Written instruction
Output the lines of the records from the one containing "Give me a plain-text" through the last, both ends included. Leave pictures out.

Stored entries
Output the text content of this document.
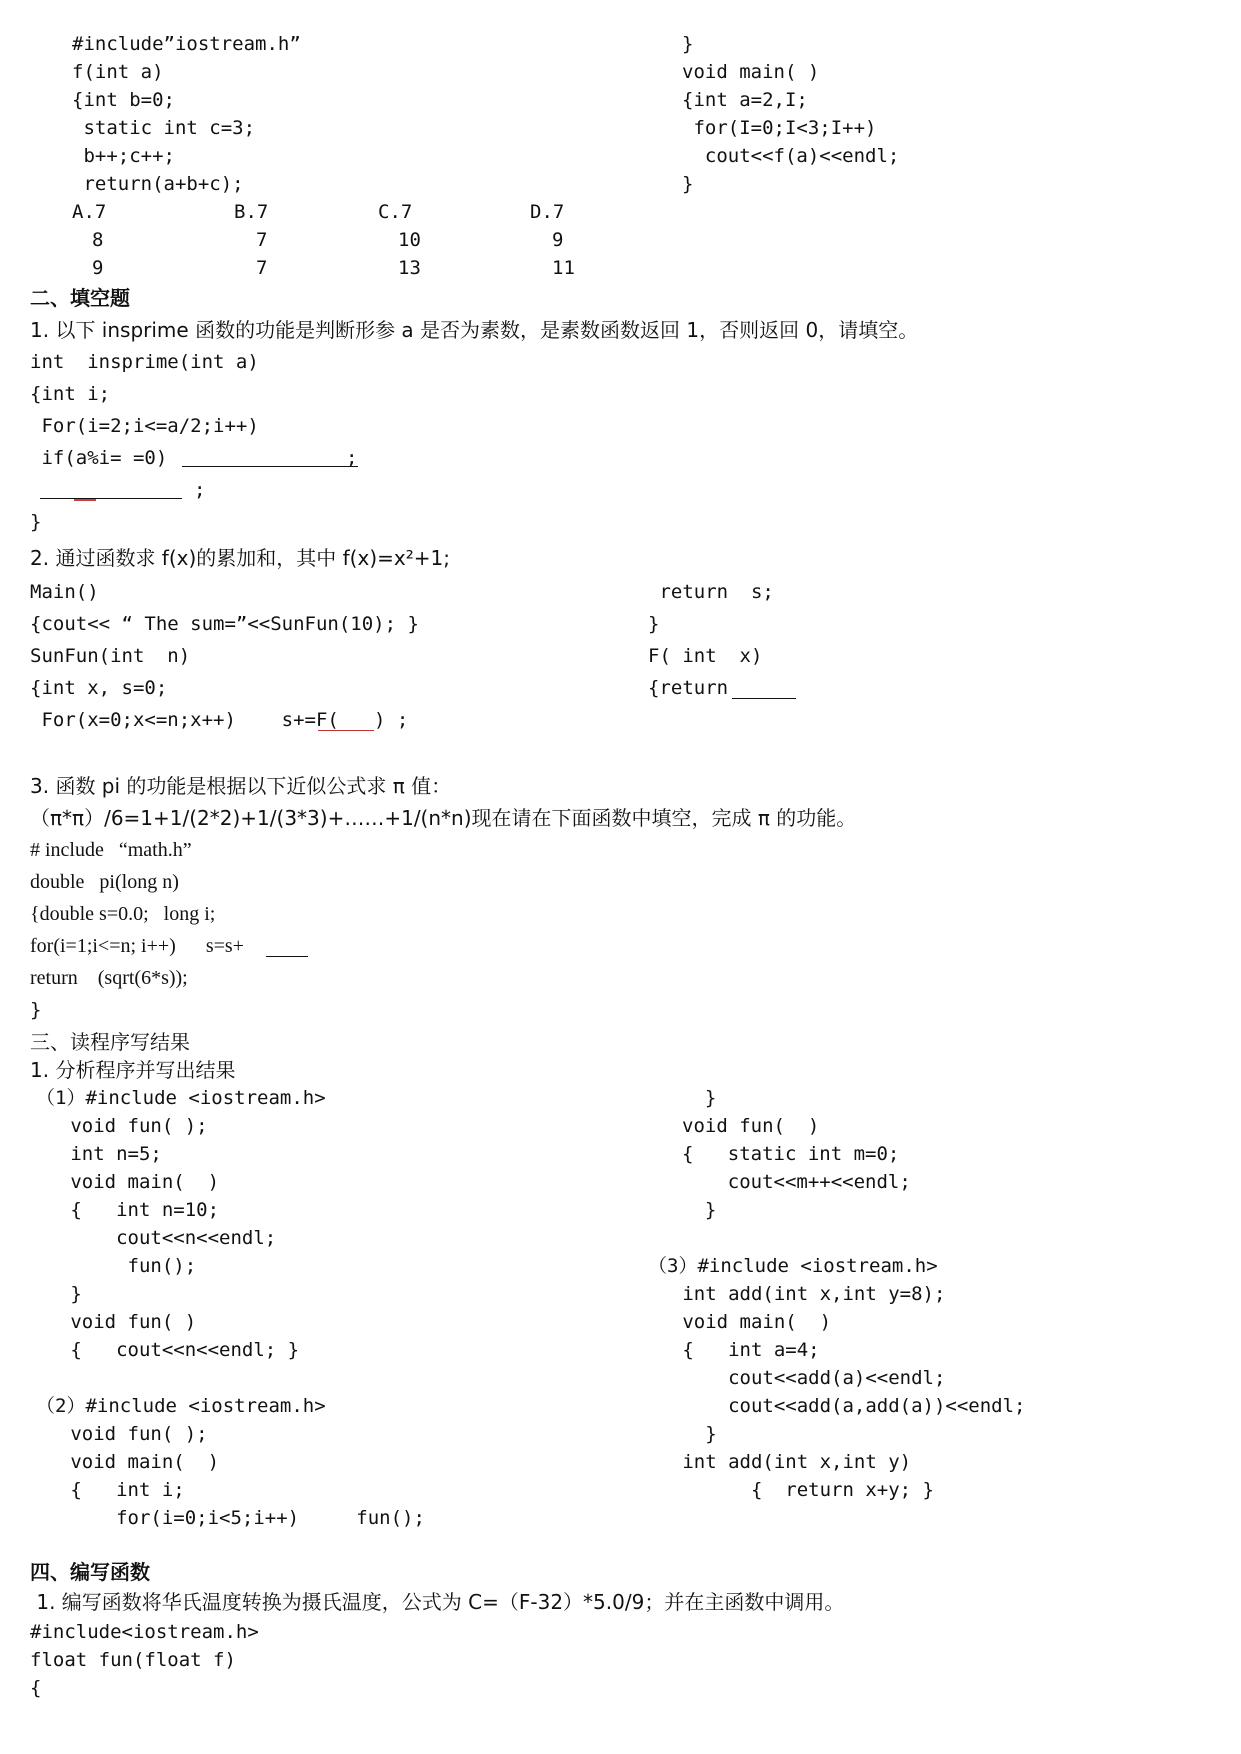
#include”iostream.h”
f(int a)
{int b=0;
static int c=3;
b++;c++;
return(a+b+c);
}
void main( )
{int a=2,I;
for(I=0;I<3;I++)
cout<<f(a)<<endl;
}
A.7
8
9
B.7
7
7
C.7
10
13
D.7
9
11
二、填空题
1. 以下 insprime 函数的功能是判断形参 a 是否为素数，是素数函数返回 1，否则返回 0，请填空。
int  insprime(int a)
{int i;
For(i=2;i<=a/2;i++)
if(a%i= =0)	;
;
}
2. 通过函数求 f(x)的累加和，其中 f(x)=x²+1;
Main()
{cout<< “ The sum=”<<SunFun(10); }
SunFun(int  n)
{int x, s=0;
For(x=0;x<=n;x++)    s+=F( ) ;
return  s;
}
F( int  x)
{return
3. 函数 pi 的功能是根据以下近似公式求 π 值：
（π*π）/6=1+1/(2*2)+1/(3*3)+……+1/(n*n)现在请在下面函数中填空，完成 π 的功能。
# include   “math.h”
double   pi(long n)
{double s=0.0;   long i;
for(i=1;i<=n; i++)      s=s+
return    (sqrt(6*s));
}
三、读程序写结果
1. 分析程序并写出结果
（1）#include <iostream.h>
void fun( );
int n=5;
void main(  )
{   int n=10;
cout<<n<<endl;
fun();
}
void fun( )
{   cout<<n<<endl; }
（2）#include <iostream.h>
void fun( );
void main(  )
{   int i;
for(i=0;i<5;i++)     fun();
}
void fun(  )
{   static int m=0;
cout<<m++<<endl;
}
（3）#include <iostream.h>
int add(int x,int y=8);
void main(  )
{   int a=4;
cout<<add(a)<<endl;
cout<<add(a,add(a))<<endl;
}
int add(int x,int y)
{  return x+y; }
四、编写函数
1. 编写函数将华氏温度转换为摄氏温度，公式为 C=（F-32）*5.0/9；并在主函数中调用。
#include<iostream.h>
float fun(float f)
{
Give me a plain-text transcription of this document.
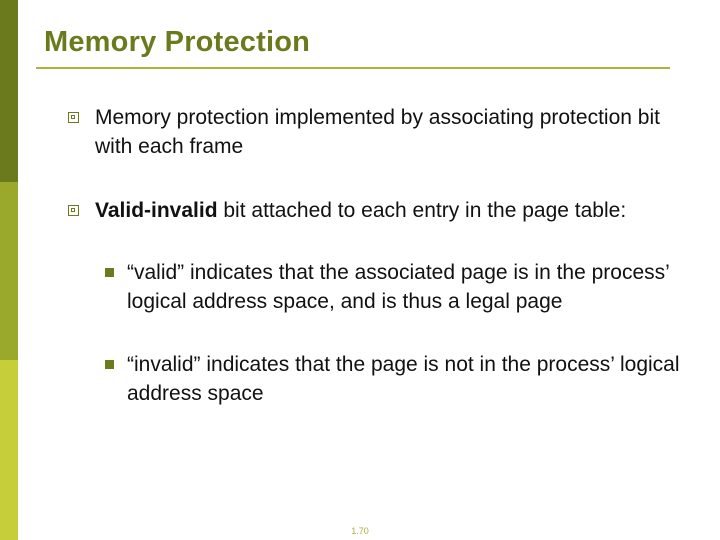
Memory Protection
Memory protection implemented by associating protection bit with each frame
Valid-invalid bit attached to each entry in the page table:
“valid” indicates that the associated page is in the process’ logical address space, and is thus a legal page
“invalid” indicates that the page is not in the process’ logical address space
1.70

Completed task
Give me a plain-text transcription of this document.
Memory Protection
Memory protection implemented by associating protection bit with each frame
Valid-invalid bit attached to each entry in the page table:
“valid” indicates that the associated page is in the process’ logical address space, and is thus a legal page
“invalid” indicates that the page is not in the process’ logical address space
1.70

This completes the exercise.